- [Entries supplied]:
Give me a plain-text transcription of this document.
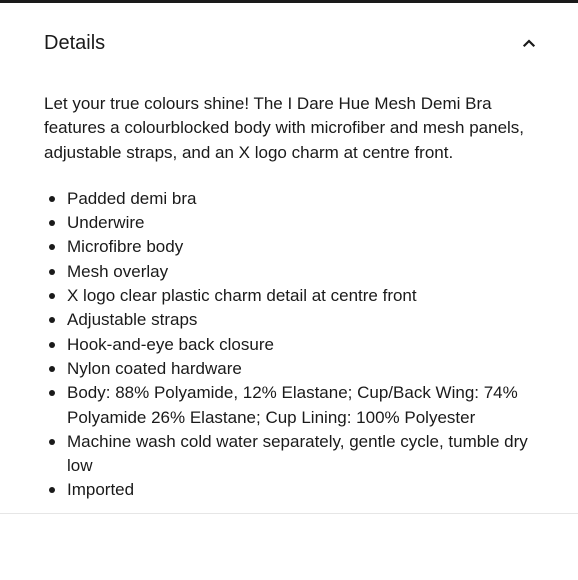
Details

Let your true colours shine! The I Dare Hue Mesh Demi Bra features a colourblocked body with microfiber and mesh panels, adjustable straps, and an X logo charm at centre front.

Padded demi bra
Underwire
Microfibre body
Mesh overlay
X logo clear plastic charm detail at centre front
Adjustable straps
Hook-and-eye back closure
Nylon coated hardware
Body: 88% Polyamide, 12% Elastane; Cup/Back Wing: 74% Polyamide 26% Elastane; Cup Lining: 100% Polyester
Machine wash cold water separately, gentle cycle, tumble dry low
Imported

- [Problem details]: From the data above, write out everything exactly except the pictures.

- [Solved problem]:
Give me a plain-text transcription of this document.
Details

Let your true colours shine! The I Dare Hue Mesh Demi Bra features a colourblocked body with microfiber and mesh panels, adjustable straps, and an X logo charm at centre front.

Padded demi bra
Underwire
Microfibre body
Mesh overlay
X logo clear plastic charm detail at centre front
Adjustable straps
Hook-and-eye back closure
Nylon coated hardware
Body: 88% Polyamide, 12% Elastane; Cup/Back Wing: 74% Polyamide 26% Elastane; Cup Lining: 100% Polyester
Machine wash cold water separately, gentle cycle, tumble dry low
Imported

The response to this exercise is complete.